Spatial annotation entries
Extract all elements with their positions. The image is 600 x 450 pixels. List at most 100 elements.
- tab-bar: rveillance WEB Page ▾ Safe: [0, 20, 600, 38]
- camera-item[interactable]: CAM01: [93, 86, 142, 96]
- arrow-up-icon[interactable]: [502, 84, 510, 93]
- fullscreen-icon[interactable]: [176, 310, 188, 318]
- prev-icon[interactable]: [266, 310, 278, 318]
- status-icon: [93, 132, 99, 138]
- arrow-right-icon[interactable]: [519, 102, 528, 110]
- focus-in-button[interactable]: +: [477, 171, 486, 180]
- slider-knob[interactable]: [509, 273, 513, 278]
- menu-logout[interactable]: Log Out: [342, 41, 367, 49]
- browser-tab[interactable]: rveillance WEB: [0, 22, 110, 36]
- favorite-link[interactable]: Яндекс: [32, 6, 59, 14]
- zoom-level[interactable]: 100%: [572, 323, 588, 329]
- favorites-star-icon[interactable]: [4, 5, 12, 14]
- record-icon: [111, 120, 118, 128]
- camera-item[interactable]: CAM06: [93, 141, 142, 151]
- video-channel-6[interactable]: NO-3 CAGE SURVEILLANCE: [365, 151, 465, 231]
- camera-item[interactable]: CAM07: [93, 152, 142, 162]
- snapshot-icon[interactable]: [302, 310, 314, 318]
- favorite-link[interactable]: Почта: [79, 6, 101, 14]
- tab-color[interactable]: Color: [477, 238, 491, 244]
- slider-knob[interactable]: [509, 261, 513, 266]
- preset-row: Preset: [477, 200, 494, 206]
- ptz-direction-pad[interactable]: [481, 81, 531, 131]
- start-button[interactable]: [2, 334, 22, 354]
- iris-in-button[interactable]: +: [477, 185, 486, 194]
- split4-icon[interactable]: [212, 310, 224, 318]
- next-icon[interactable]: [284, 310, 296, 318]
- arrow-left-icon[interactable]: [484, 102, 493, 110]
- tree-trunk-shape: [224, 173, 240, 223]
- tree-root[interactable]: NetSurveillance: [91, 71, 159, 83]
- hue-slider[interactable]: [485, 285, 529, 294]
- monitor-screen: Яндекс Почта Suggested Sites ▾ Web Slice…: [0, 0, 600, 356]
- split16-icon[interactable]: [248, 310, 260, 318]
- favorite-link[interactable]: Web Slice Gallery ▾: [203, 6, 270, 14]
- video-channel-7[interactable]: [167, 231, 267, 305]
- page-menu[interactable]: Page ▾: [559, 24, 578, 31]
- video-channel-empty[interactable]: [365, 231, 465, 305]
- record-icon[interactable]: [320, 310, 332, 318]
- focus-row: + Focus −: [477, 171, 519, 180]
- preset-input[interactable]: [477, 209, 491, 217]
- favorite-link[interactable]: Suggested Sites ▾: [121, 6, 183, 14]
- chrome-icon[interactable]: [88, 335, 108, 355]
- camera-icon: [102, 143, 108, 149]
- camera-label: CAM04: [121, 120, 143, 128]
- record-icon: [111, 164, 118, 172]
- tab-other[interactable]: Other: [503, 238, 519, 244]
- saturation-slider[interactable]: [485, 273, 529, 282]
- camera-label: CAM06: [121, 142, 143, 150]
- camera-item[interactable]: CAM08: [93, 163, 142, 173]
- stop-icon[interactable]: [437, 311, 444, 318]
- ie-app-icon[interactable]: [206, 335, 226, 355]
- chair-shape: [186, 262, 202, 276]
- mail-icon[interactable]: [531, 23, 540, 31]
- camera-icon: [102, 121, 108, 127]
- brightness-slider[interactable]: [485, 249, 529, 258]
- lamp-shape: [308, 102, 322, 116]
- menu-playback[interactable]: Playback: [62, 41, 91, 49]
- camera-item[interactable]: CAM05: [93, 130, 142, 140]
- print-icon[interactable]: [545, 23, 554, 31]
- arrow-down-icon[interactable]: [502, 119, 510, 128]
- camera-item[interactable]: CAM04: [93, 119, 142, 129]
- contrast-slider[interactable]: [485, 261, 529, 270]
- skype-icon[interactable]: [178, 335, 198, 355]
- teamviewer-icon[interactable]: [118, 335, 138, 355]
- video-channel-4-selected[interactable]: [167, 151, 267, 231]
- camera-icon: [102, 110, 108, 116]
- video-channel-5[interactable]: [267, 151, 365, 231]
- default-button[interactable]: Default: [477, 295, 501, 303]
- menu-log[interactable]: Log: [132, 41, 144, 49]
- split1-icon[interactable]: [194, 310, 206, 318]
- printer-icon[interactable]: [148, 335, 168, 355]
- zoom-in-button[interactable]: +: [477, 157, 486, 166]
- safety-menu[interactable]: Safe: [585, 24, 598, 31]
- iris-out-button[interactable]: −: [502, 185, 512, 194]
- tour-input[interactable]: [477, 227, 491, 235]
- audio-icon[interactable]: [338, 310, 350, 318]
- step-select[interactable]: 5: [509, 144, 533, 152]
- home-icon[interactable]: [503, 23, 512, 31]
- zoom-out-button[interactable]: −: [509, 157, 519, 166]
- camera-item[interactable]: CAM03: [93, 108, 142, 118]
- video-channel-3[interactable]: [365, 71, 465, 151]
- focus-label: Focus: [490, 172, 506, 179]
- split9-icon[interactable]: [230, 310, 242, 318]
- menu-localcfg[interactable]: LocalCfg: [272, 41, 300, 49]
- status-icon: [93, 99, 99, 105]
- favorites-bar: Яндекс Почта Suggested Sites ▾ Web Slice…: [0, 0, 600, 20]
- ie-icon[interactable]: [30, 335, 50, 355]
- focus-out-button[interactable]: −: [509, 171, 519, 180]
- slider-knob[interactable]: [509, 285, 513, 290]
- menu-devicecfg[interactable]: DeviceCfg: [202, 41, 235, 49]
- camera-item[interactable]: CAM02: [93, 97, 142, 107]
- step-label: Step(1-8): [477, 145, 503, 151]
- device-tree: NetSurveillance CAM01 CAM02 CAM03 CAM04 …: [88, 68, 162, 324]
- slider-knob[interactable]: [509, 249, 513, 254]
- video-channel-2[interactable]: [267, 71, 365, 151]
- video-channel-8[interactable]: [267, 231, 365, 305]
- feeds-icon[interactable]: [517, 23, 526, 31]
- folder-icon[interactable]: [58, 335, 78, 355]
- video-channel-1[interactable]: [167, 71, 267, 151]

__Brief__:
Copy out every line of the entries above without changing anything.

__Full answer__:
Extract all elements with their positions. The image is 600 x 450 pixels. List at most 100 elements.
- tab-bar: rveillance WEB Page ▾ Safe: [0, 20, 600, 38]
- camera-item[interactable]: CAM01: [93, 86, 142, 96]
- arrow-up-icon[interactable]: [502, 84, 510, 93]
- fullscreen-icon[interactable]: [176, 310, 188, 318]
- prev-icon[interactable]: [266, 310, 278, 318]
- status-icon: [93, 132, 99, 138]
- arrow-right-icon[interactable]: [519, 102, 528, 110]
- focus-in-button[interactable]: +: [477, 171, 486, 180]
- slider-knob[interactable]: [509, 273, 513, 278]
- menu-logout[interactable]: Log Out: [342, 41, 367, 49]
- browser-tab[interactable]: rveillance WEB: [0, 22, 110, 36]
- favorite-link[interactable]: Яндекс: [32, 6, 59, 14]
- zoom-level[interactable]: 100%: [572, 323, 588, 329]
- favorites-star-icon[interactable]: [4, 5, 12, 14]
- record-icon: [111, 120, 118, 128]
- camera-item[interactable]: CAM06: [93, 141, 142, 151]
- video-channel-6[interactable]: NO-3 CAGE SURVEILLANCE: [365, 151, 465, 231]
- camera-item[interactable]: CAM07: [93, 152, 142, 162]
- snapshot-icon[interactable]: [302, 310, 314, 318]
- favorite-link[interactable]: Почта: [79, 6, 101, 14]
- tab-color[interactable]: Color: [477, 238, 491, 244]
- slider-knob[interactable]: [509, 261, 513, 266]
- preset-row: Preset: [477, 200, 494, 206]
- ptz-direction-pad[interactable]: [481, 81, 531, 131]
- start-button[interactable]: [2, 334, 22, 354]
- iris-in-button[interactable]: +: [477, 185, 486, 194]
- split4-icon[interactable]: [212, 310, 224, 318]
- next-icon[interactable]: [284, 310, 296, 318]
- arrow-left-icon[interactable]: [484, 102, 493, 110]
- tree-trunk-shape: [224, 173, 240, 223]
- tree-root[interactable]: NetSurveillance: [91, 71, 159, 83]
- hue-slider[interactable]: [485, 285, 529, 294]
- monitor-screen: Яндекс Почта Suggested Sites ▾ Web Slice…: [0, 0, 600, 356]
- split16-icon[interactable]: [248, 310, 260, 318]
- favorite-link[interactable]: Web Slice Gallery ▾: [203, 6, 270, 14]
- video-channel-7[interactable]: [167, 231, 267, 305]
- page-menu[interactable]: Page ▾: [559, 24, 578, 31]
- video-channel-empty[interactable]: [365, 231, 465, 305]
- record-icon[interactable]: [320, 310, 332, 318]
- focus-row: + Focus −: [477, 171, 519, 180]
- preset-input[interactable]: [477, 209, 491, 217]
- favorite-link[interactable]: Suggested Sites ▾: [121, 6, 183, 14]
- chrome-icon[interactable]: [88, 335, 108, 355]
- camera-icon: [102, 143, 108, 149]
- camera-label: CAM04: [121, 120, 143, 128]
- record-icon: [111, 164, 118, 172]
- tab-other[interactable]: Other: [503, 238, 519, 244]
- saturation-slider[interactable]: [485, 273, 529, 282]
- camera-label: CAM06: [121, 142, 143, 150]
- camera-item[interactable]: CAM08: [93, 163, 142, 173]
- stop-icon[interactable]: [437, 311, 444, 318]
- ie-app-icon[interactable]: [206, 335, 226, 355]
- chair-shape: [186, 262, 202, 276]
- mail-icon[interactable]: [531, 23, 540, 31]
- camera-icon: [102, 121, 108, 127]
- brightness-slider[interactable]: [485, 249, 529, 258]
- lamp-shape: [308, 102, 322, 116]
- menu-playback[interactable]: Playback: [62, 41, 91, 49]
- camera-item[interactable]: CAM05: [93, 130, 142, 140]
- print-icon[interactable]: [545, 23, 554, 31]
- arrow-down-icon[interactable]: [502, 119, 510, 128]
- camera-item[interactable]: CAM04: [93, 119, 142, 129]
- contrast-slider[interactable]: [485, 261, 529, 270]
- skype-icon[interactable]: [178, 335, 198, 355]
- teamviewer-icon[interactable]: [118, 335, 138, 355]
- video-channel-4-selected[interactable]: [167, 151, 267, 231]
- camera-icon: [102, 110, 108, 116]
- video-channel-5[interactable]: [267, 151, 365, 231]
- default-button[interactable]: Default: [477, 295, 501, 303]
- menu-log[interactable]: Log: [132, 41, 144, 49]
- split1-icon[interactable]: [194, 310, 206, 318]
- printer-icon[interactable]: [148, 335, 168, 355]
- zoom-in-button[interactable]: +: [477, 157, 486, 166]
- safety-menu[interactable]: Safe: [585, 24, 598, 31]
- iris-out-button[interactable]: −: [502, 185, 512, 194]
- tour-input[interactable]: [477, 227, 491, 235]
- audio-icon[interactable]: [338, 310, 350, 318]
- step-select[interactable]: 5: [509, 144, 533, 152]
- home-icon[interactable]: [503, 23, 512, 31]
- zoom-out-button[interactable]: −: [509, 157, 519, 166]
- camera-item[interactable]: CAM03: [93, 108, 142, 118]
- video-channel-3[interactable]: [365, 71, 465, 151]
- focus-label: Focus: [490, 172, 506, 179]
- split9-icon[interactable]: [230, 310, 242, 318]
- menu-localcfg[interactable]: LocalCfg: [272, 41, 300, 49]
- status-icon: [93, 99, 99, 105]
- favorites-bar: Яндекс Почта Suggested Sites ▾ Web Slice…: [0, 0, 600, 20]
- ie-icon[interactable]: [30, 335, 50, 355]
- focus-out-button[interactable]: −: [509, 171, 519, 180]
- slider-knob[interactable]: [509, 285, 513, 290]
- menu-devicecfg[interactable]: DeviceCfg: [202, 41, 235, 49]
- camera-item[interactable]: CAM02: [93, 97, 142, 107]
- step-label: Step(1-8): [477, 145, 503, 151]
- device-tree: NetSurveillance CAM01 CAM02 CAM03 CAM04 …: [88, 68, 162, 324]
- slider-knob[interactable]: [509, 249, 513, 254]
- video-channel-2[interactable]: [267, 71, 365, 151]
- video-channel-8[interactable]: [267, 231, 365, 305]
- feeds-icon[interactable]: [517, 23, 526, 31]
- folder-icon[interactable]: [58, 335, 78, 355]
- video-channel-1[interactable]: [167, 71, 267, 151]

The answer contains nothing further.